Goal
Find and copy every line in the records that includes the string "color".

* Start *

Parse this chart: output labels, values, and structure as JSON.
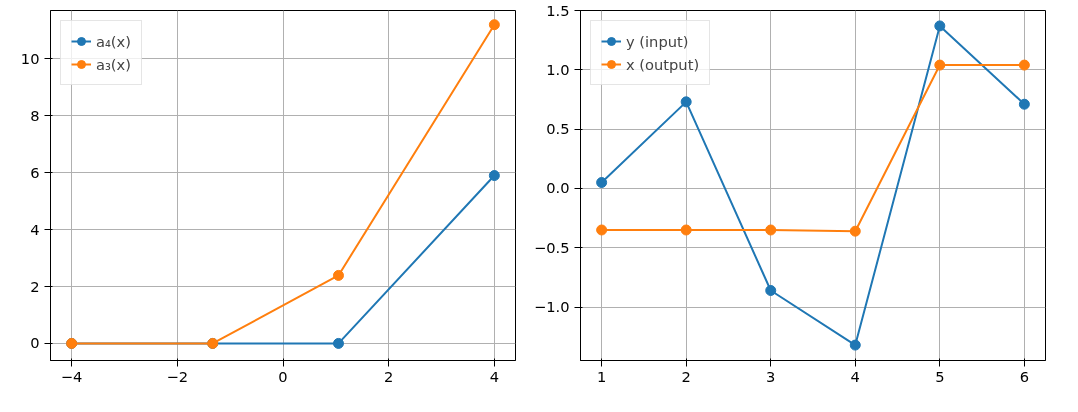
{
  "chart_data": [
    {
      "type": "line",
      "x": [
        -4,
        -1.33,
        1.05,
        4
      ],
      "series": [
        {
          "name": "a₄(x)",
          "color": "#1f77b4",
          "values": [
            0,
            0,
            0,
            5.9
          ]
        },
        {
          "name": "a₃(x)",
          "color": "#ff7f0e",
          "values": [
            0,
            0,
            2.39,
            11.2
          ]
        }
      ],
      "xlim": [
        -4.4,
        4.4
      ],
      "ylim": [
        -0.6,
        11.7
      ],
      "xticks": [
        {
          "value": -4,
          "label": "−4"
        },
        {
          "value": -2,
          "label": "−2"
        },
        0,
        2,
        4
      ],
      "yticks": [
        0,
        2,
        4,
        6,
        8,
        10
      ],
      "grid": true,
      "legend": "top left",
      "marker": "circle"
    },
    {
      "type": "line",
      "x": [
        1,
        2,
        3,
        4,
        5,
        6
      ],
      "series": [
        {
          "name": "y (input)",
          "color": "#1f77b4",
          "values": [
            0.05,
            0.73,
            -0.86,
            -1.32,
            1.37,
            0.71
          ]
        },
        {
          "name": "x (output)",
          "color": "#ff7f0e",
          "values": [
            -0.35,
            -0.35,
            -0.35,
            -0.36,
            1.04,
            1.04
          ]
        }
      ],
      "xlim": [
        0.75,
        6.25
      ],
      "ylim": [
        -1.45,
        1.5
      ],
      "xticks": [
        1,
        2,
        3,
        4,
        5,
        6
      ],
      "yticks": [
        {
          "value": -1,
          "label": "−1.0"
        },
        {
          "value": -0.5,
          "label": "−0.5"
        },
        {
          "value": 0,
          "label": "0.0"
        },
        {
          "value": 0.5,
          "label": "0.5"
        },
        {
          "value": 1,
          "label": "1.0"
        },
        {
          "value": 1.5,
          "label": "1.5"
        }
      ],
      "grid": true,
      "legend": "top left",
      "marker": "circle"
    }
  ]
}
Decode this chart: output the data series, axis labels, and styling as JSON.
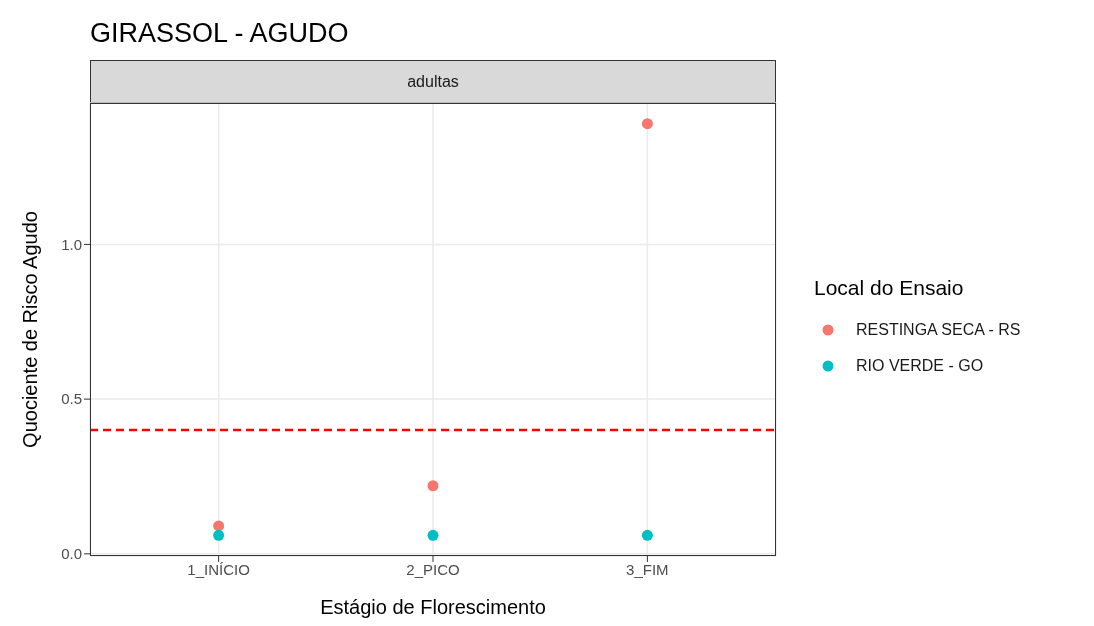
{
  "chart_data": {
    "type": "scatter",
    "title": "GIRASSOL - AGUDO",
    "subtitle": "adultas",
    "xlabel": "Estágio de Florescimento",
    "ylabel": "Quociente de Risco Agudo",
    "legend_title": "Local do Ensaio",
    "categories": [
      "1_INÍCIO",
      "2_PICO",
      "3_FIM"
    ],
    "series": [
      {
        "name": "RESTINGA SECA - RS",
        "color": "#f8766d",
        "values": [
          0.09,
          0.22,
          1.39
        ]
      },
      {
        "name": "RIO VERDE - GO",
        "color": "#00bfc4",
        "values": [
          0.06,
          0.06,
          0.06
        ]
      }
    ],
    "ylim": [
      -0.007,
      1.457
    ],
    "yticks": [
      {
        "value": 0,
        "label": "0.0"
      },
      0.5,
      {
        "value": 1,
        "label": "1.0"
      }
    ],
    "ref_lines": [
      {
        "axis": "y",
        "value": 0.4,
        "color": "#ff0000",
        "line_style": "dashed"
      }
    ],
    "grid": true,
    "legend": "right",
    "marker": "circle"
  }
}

* End *

Answer for the task
          "color": "#1f77b4",
          "color": "#ff7f0e",
          "color": "#1f77b4",
          "color": "#ff7f0e",
        "color": "#f8766d",
        "color": "#00bfc4",
        "color": "#ff0000",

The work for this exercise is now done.